▸ AVAILABLE RECORDS
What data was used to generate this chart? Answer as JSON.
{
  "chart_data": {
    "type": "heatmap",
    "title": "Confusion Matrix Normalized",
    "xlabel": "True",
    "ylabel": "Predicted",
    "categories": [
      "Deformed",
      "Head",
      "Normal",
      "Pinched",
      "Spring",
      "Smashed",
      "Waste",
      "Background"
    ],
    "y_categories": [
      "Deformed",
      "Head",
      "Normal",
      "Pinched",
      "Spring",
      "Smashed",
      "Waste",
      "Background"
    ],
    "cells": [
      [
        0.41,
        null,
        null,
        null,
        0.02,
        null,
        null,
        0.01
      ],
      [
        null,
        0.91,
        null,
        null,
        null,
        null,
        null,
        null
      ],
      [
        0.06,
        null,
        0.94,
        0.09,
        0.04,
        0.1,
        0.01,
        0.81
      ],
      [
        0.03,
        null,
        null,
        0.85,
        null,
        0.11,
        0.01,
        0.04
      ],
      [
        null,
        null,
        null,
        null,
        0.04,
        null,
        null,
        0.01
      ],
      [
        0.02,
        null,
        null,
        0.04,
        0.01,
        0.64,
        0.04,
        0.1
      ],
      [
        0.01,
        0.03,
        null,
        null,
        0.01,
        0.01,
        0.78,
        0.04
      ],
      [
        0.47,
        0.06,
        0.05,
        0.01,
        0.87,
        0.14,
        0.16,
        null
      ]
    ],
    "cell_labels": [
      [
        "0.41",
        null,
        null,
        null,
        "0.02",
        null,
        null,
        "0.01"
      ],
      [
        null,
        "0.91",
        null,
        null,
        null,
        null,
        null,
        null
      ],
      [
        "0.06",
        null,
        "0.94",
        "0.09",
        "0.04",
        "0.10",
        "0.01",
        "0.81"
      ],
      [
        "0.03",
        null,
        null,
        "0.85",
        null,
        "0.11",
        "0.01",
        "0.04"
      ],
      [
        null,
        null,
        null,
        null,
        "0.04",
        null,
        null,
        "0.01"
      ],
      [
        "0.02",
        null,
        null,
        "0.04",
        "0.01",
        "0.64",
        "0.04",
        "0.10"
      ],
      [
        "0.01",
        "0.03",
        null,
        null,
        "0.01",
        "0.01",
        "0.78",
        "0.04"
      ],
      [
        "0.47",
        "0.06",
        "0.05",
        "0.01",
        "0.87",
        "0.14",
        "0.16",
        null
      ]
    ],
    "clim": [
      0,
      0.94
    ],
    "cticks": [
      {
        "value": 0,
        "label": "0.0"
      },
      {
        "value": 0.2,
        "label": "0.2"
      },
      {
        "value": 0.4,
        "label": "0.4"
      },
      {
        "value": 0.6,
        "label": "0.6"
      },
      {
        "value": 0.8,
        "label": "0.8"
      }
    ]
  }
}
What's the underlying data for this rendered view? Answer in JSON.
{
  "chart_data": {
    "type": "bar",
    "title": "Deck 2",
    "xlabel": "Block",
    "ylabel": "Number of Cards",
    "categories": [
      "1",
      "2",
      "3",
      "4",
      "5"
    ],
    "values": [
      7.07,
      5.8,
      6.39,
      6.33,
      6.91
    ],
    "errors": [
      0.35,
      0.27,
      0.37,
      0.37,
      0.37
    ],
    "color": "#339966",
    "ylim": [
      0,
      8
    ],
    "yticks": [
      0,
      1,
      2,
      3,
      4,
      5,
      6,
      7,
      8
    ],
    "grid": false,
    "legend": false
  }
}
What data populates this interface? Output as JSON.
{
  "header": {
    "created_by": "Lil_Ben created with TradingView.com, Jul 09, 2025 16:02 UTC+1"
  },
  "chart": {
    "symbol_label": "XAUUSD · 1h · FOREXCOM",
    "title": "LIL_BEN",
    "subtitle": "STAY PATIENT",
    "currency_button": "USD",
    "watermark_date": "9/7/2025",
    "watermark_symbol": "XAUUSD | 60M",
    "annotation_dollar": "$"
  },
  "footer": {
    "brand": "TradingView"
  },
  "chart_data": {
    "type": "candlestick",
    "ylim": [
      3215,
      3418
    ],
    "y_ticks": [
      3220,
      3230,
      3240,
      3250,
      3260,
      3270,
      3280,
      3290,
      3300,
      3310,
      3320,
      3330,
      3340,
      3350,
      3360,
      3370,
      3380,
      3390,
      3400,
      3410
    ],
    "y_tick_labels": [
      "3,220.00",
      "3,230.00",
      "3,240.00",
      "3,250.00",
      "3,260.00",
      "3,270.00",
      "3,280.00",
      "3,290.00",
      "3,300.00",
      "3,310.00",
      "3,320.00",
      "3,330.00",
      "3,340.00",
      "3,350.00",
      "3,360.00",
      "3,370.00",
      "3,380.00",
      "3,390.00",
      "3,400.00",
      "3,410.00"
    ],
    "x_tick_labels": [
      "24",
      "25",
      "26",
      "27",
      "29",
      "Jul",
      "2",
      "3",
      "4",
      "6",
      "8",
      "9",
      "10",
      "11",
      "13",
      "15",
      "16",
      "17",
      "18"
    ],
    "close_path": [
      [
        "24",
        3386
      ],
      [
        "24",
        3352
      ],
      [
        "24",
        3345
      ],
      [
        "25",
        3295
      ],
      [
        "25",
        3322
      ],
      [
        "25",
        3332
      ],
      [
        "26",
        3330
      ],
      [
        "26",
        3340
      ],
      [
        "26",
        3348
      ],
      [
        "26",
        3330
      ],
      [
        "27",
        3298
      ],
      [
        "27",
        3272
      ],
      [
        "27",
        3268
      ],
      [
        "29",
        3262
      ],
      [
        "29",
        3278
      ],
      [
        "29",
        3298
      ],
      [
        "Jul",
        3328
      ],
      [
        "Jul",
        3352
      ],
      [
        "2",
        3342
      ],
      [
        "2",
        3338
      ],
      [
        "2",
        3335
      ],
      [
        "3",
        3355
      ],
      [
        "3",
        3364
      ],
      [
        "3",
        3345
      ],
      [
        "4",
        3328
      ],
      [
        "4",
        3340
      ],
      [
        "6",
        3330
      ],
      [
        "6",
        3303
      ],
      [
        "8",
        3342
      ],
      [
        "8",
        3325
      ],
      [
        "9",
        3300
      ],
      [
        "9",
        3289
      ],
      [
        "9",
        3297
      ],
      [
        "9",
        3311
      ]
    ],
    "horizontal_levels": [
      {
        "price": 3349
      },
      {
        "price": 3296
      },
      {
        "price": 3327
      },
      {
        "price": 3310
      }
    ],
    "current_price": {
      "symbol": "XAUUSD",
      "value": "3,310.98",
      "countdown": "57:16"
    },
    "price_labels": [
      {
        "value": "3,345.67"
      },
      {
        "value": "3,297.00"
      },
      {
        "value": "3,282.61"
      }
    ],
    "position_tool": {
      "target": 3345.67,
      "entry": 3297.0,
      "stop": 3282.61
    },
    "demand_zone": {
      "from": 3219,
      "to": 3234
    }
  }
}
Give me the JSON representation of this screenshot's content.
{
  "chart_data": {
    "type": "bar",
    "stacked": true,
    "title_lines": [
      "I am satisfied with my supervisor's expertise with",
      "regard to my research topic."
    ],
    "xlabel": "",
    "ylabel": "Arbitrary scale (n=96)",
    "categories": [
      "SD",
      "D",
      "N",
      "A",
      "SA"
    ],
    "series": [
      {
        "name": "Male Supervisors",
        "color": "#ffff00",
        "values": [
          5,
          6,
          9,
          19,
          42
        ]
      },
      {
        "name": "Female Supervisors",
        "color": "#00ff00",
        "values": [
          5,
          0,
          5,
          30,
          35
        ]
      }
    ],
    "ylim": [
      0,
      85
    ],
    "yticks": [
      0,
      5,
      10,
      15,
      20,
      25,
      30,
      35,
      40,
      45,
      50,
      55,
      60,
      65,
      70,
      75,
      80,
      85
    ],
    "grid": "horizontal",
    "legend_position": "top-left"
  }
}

▸ INSTRUCTIONS FOR THE TASK
Of the lines in the listing, how many hold the word "Answer"? Nothing but the number is needed.

▸ TASK SOLUTION
2